== Provided material ==
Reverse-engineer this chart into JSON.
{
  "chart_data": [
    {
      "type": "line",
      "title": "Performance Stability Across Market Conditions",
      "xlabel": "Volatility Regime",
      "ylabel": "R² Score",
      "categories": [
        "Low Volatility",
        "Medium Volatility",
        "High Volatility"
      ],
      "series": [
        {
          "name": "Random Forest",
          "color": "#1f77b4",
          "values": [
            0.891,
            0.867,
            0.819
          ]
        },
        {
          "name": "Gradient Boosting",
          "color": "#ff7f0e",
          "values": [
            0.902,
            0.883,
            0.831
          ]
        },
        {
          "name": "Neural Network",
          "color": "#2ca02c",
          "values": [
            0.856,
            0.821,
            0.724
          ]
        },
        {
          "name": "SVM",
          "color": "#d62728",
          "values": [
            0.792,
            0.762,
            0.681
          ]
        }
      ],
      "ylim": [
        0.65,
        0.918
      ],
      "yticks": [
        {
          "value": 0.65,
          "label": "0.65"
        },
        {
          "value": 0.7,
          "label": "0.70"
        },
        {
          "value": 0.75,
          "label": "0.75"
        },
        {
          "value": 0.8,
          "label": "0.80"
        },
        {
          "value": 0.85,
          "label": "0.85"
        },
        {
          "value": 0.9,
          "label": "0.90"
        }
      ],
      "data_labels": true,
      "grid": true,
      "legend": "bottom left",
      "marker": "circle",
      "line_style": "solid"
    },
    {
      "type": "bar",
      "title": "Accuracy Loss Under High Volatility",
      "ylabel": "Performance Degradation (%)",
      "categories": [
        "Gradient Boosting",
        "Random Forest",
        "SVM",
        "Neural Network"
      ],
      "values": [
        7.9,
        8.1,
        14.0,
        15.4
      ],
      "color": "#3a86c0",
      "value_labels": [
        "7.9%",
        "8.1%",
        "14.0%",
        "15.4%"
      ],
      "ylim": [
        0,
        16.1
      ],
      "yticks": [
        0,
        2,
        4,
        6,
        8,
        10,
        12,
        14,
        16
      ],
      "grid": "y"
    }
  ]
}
===
Task
Each line in the listing above that contains "Volatility" should be copied.

Output of the task
      "xlabel": "Volatility Regime",
        "Low Volatility",
        "Medium Volatility",
        "High Volatility"
      "title": "Accuracy Loss Under High Volatility",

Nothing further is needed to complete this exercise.